(Your goal): Exactly reproduce each entry, leaving out nothing.

(Extracted records):
>> start

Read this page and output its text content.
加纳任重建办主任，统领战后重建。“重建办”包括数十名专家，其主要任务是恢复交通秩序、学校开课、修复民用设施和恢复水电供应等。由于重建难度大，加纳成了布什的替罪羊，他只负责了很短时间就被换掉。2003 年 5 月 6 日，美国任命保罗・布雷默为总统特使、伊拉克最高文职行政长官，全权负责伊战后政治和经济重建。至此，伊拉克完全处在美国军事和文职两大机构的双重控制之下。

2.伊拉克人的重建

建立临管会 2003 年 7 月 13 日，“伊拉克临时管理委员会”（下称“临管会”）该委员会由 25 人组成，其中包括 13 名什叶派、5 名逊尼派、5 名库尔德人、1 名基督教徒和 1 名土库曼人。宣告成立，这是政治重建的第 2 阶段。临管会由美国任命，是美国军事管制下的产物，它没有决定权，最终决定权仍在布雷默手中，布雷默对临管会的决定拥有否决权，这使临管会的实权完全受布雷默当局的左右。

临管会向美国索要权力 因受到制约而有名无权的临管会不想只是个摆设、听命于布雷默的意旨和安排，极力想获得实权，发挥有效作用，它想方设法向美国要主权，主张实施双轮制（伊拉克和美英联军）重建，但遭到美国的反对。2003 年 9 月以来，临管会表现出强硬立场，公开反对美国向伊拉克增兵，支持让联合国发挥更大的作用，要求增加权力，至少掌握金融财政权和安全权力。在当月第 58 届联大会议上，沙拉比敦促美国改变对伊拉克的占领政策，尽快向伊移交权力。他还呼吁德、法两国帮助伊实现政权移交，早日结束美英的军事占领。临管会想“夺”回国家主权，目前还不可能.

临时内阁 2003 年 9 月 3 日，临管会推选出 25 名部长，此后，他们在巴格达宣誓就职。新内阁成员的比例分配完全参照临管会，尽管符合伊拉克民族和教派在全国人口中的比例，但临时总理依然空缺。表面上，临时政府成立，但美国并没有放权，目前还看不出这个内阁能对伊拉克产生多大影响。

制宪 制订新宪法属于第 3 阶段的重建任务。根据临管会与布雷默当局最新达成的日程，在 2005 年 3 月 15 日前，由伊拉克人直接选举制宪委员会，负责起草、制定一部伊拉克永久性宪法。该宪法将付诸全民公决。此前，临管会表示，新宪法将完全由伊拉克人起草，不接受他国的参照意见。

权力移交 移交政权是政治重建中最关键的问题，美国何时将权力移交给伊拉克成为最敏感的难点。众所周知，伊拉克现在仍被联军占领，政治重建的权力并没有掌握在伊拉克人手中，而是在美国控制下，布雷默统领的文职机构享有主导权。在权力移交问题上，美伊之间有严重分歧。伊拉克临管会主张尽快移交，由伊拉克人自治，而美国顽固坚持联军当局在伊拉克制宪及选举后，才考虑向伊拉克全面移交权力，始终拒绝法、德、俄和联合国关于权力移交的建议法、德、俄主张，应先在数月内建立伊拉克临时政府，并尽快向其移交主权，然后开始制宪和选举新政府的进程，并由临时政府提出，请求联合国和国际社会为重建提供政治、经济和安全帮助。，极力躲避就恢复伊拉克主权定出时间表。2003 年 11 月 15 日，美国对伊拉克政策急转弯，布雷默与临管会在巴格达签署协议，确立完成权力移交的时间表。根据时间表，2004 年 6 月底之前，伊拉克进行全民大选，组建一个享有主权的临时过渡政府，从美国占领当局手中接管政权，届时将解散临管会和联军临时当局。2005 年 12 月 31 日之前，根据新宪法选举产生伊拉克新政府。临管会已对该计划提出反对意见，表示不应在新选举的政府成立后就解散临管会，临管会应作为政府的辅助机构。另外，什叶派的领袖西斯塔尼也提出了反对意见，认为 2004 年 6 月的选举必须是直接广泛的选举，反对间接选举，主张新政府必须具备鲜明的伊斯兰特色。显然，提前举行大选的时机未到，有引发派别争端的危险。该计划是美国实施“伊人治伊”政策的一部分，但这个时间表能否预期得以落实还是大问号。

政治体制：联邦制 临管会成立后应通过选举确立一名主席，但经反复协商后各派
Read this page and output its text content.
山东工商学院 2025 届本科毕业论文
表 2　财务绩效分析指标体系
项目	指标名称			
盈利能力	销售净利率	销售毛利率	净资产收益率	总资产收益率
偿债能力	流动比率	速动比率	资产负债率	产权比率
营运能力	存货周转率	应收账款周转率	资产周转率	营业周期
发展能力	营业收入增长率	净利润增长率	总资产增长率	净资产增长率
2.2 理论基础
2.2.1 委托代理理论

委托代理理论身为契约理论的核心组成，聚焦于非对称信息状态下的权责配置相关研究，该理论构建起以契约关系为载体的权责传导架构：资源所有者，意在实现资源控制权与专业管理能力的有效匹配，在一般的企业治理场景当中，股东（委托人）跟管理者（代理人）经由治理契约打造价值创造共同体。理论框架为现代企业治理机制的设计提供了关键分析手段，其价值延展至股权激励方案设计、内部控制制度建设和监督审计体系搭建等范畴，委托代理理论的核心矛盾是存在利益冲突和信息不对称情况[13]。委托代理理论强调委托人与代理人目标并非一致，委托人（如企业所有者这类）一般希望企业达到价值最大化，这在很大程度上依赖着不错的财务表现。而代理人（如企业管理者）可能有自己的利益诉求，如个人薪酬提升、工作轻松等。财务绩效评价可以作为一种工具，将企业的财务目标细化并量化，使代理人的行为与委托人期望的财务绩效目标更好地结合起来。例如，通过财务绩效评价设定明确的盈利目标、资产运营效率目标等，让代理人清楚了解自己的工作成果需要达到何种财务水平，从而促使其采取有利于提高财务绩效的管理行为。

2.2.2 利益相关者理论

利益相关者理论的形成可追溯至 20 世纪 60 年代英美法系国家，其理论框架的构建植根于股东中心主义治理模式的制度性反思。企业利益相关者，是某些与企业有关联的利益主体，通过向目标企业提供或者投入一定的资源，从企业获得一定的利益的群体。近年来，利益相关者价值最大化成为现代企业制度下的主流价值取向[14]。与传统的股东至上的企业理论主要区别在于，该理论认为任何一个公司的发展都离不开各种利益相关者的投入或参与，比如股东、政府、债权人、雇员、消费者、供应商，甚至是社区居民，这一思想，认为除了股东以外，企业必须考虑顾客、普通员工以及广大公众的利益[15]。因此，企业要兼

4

>> end

(Exercise solution):
Read this page and output its text content.
加纳任重建办主任，统领战后重建。“重建办”包括数十名专家，其主要任务是恢复交通秩序、学校开课、修复民用设施和恢复水电供应等。由于重建难度大，加纳成了布什的替罪羊，他只负责了很短时间就被换掉。2003 年 5 月 6 日，美国任命保罗・布雷默为总统特使、伊拉克最高文职行政长官，全权负责伊战后政治和经济重建。至此，伊拉克完全处在美国军事和文职两大机构的双重控制之下。

2.伊拉克人的重建

建立临管会 2003 年 7 月 13 日，“伊拉克临时管理委员会”（下称“临管会”）该委员会由 25 人组成，其中包括 13 名什叶派、5 名逊尼派、5 名库尔德人、1 名基督教徒和 1 名土库曼人。宣告成立，这是政治重建的第 2 阶段。临管会由美国任命，是美国军事管制下的产物，它没有决定权，最终决定权仍在布雷默手中，布雷默对临管会的决定拥有否决权，这使临管会的实权完全受布雷默当局的左右。

临管会向美国索要权力 因受到制约而有名无权的临管会不想只是个摆设、听命于布雷默的意旨和安排，极力想获得实权，发挥有效作用，它想方设法向美国要主权，主张实施双轮制（伊拉克和美英联军）重建，但遭到美国的反对。2003 年 9 月以来，临管会表现出强硬立场，公开反对美国向伊拉克增兵，支持让联合国发挥更大的作用，要求增加权力，至少掌握金融财政权和安全权力。在当月第 58 届联大会议上，沙拉比敦促美国改变对伊拉克的占领政策，尽快向伊移交权力。他还呼吁德、法两国帮助伊实现政权移交，早日结束美英的军事占领。临管会想“夺”回国家主权，目前还不可能.

临时内阁 2003 年 9 月 3 日，临管会推选出 25 名部长，此后，他们在巴格达宣誓就职。新内阁成员的比例分配完全参照临管会，尽管符合伊拉克民族和教派在全国人口中的比例，但临时总理依然空缺。表面上，临时政府成立，但美国并没有放权，目前还看不出这个内阁能对伊拉克产生多大影响。

制宪 制订新宪法属于第 3 阶段的重建任务。根据临管会与布雷默当局最新达成的日程，在 2005 年 3 月 15 日前，由伊拉克人直接选举制宪委员会，负责起草、制定一部伊拉克永久性宪法。该宪法将付诸全民公决。此前，临管会表示，新宪法将完全由伊拉克人起草，不接受他国的参照意见。

权力移交 移交政权是政治重建中最关键的问题，美国何时将权力移交给伊拉克成为最敏感的难点。众所周知，伊拉克现在仍被联军占领，政治重建的权力并没有掌握在伊拉克人手中，而是在美国控制下，布雷默统领的文职机构享有主导权。在权力移交问题上，美伊之间有严重分歧。伊拉克临管会主张尽快移交，由伊拉克人自治，而美国顽固坚持联军当局在伊拉克制宪及选举后，才考虑向伊拉克全面移交权力，始终拒绝法、德、俄和联合国关于权力移交的建议法、德、俄主张，应先在数月内建立伊拉克临时政府，并尽快向其移交主权，然后开始制宪和选举新政府的进程，并由临时政府提出，请求联合国和国际社会为重建提供政治、经济和安全帮助。，极力躲避就恢复伊拉克主权定出时间表。2003 年 11 月 15 日，美国对伊拉克政策急转弯，布雷默与临管会在巴格达签署协议，确立完成权力移交的时间表。根据时间表，2004 年 6 月底之前，伊拉克进行全民大选，组建一个享有主权的临时过渡政府，从美国占领当局手中接管政权，届时将解散临管会和联军临时当局。2005 年 12 月 31 日之前，根据新宪法选举产生伊拉克新政府。临管会已对该计划提出反对意见，表示不应在新选举的政府成立后就解散临管会，临管会应作为政府的辅助机构。另外，什叶派的领袖西斯塔尼也提出了反对意见，认为 2004 年 6 月的选举必须是直接广泛的选举，反对间接选举，主张新政府必须具备鲜明的伊斯兰特色。显然，提前举行大选的时机未到，有引发派别争端的危险。该计划是美国实施“伊人治伊”政策的一部分，但这个时间表能否预期得以落实还是大问号。

政治体制：联邦制 临管会成立后应通过选举确立一名主席，但经反复协商后各派
Read this page and output its text content.
山东工商学院 2025 届本科毕业论文
表 2　财务绩效分析指标体系
项目	指标名称			
盈利能力	销售净利率	销售毛利率	净资产收益率	总资产收益率
偿债能力	流动比率	速动比率	资产负债率	产权比率
营运能力	存货周转率	应收账款周转率	资产周转率	营业周期
发展能力	营业收入增长率	净利润增长率	总资产增长率	净资产增长率
2.2 理论基础
2.2.1 委托代理理论

委托代理理论身为契约理论的核心组成，聚焦于非对称信息状态下的权责配置相关研究，该理论构建起以契约关系为载体的权责传导架构：资源所有者，意在实现资源控制权与专业管理能力的有效匹配，在一般的企业治理场景当中，股东（委托人）跟管理者（代理人）经由治理契约打造价值创造共同体。理论框架为现代企业治理机制的设计提供了关键分析手段，其价值延展至股权激励方案设计、内部控制制度建设和监督审计体系搭建等范畴，委托代理理论的核心矛盾是存在利益冲突和信息不对称情况[13]。委托代理理论强调委托人与代理人目标并非一致，委托人（如企业所有者这类）一般希望企业达到价值最大化，这在很大程度上依赖着不错的财务表现。而代理人（如企业管理者）可能有自己的利益诉求，如个人薪酬提升、工作轻松等。财务绩效评价可以作为一种工具，将企业的财务目标细化并量化，使代理人的行为与委托人期望的财务绩效目标更好地结合起来。例如，通过财务绩效评价设定明确的盈利目标、资产运营效率目标等，让代理人清楚了解自己的工作成果需要达到何种财务水平，从而促使其采取有利于提高财务绩效的管理行为。

2.2.2 利益相关者理论

利益相关者理论的形成可追溯至 20 世纪 60 年代英美法系国家，其理论框架的构建植根于股东中心主义治理模式的制度性反思。企业利益相关者，是某些与企业有关联的利益主体，通过向目标企业提供或者投入一定的资源，从企业获得一定的利益的群体。近年来，利益相关者价值最大化成为现代企业制度下的主流价值取向[14]。与传统的股东至上的企业理论主要区别在于，该理论认为任何一个公司的发展都离不开各种利益相关者的投入或参与，比如股东、政府、债权人、雇员、消费者、供应商，甚至是社区居民，这一思想，认为除了股东以外，企业必须考虑顾客、普通员工以及广大公众的利益[15]。因此，企业要兼

4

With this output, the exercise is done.